===== DATA PROVIDED =====

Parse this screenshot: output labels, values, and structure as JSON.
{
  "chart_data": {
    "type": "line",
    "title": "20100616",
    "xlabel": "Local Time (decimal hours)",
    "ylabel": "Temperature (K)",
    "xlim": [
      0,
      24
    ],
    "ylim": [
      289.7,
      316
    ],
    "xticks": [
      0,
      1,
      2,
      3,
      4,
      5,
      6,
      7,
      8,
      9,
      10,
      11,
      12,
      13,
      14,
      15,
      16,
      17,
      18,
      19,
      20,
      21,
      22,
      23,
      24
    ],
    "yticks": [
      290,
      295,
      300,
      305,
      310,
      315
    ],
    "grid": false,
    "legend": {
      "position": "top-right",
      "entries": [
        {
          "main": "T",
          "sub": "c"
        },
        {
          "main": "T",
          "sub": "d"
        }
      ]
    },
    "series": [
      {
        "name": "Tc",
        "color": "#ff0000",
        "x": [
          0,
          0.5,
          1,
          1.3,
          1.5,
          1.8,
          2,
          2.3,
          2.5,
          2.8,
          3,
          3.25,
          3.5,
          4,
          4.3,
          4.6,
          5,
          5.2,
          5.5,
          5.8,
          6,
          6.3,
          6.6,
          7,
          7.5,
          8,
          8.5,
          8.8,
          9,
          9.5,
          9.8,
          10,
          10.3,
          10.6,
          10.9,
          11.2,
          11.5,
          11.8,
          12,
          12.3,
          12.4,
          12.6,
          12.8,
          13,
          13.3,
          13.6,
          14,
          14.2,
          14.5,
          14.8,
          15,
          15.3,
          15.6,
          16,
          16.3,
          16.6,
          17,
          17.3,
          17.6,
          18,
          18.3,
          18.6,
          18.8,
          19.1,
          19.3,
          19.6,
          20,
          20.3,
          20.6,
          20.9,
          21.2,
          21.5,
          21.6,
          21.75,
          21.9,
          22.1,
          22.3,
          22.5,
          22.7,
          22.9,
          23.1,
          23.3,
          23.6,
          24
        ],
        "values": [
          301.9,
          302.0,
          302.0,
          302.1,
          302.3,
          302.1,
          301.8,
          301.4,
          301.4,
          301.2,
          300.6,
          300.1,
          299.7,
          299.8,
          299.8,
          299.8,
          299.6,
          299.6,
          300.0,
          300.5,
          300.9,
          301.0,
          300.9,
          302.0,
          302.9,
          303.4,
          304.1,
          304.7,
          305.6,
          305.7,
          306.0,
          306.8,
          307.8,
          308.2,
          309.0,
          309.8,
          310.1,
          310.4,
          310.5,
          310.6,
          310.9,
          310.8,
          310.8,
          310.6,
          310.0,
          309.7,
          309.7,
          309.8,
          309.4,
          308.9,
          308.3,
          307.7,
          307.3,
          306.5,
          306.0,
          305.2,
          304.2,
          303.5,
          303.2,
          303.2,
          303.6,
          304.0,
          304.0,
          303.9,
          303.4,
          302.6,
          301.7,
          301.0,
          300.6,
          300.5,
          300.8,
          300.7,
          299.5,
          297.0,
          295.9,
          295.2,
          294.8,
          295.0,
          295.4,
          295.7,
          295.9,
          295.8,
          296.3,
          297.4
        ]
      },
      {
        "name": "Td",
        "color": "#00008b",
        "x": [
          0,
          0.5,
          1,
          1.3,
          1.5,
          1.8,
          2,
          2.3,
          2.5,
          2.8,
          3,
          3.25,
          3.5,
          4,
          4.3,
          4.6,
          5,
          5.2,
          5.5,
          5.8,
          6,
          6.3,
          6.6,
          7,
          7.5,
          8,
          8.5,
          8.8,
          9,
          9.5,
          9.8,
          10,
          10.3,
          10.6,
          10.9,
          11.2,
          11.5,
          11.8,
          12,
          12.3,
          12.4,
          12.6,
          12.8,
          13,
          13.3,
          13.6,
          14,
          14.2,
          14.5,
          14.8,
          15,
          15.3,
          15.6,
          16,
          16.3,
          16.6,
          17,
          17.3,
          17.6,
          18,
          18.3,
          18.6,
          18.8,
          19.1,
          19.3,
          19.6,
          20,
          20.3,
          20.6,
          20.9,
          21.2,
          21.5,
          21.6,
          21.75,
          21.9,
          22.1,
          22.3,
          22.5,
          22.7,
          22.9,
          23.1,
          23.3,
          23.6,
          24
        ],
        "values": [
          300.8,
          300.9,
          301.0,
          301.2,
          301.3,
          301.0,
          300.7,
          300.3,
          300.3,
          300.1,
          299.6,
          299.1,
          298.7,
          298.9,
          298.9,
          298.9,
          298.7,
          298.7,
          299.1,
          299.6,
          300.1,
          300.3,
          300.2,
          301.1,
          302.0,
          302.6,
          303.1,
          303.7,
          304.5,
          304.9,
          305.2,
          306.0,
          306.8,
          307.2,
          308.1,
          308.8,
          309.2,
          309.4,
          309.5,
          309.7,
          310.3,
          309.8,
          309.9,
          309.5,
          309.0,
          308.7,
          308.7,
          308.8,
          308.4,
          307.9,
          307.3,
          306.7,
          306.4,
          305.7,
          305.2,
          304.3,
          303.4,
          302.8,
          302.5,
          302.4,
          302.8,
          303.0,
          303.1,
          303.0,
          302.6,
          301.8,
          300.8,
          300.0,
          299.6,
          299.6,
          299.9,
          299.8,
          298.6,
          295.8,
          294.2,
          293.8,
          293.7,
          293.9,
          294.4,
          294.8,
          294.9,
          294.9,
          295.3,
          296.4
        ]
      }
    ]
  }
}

=====
===== DATA PROVIDED =====

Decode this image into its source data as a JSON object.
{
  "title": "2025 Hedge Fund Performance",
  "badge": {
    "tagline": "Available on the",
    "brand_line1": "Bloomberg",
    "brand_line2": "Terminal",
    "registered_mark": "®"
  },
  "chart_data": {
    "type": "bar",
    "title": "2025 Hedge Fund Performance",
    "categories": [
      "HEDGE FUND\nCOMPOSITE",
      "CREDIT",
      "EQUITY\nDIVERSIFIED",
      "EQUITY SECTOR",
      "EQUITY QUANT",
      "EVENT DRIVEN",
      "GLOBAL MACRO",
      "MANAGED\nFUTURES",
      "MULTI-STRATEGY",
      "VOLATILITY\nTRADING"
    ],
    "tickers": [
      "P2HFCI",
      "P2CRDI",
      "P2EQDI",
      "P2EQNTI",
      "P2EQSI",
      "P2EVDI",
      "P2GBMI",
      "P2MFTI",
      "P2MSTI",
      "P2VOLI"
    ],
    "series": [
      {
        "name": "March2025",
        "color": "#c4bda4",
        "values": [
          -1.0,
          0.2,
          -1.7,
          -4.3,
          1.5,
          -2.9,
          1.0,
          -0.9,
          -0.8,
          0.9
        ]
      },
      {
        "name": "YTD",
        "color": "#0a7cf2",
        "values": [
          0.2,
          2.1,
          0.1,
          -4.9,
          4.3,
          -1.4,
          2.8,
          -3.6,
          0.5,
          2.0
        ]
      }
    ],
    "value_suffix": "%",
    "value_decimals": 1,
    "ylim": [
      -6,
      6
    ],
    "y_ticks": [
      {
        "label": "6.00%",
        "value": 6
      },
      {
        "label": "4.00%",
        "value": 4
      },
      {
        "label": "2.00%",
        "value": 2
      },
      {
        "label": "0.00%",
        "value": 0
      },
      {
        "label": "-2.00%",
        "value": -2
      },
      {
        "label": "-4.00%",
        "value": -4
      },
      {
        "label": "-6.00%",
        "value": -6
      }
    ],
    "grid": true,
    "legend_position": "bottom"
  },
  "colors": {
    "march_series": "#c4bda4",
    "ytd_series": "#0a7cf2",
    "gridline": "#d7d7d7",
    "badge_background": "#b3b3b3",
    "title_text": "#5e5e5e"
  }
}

=====

_SHORT EXERCISE:_ From the data above, copy each line that holds "JSON".

_SOLVED PROBLEM:_
Parse this screenshot: output labels, values, and structure as JSON.
Decode this image into its source data as a JSON object.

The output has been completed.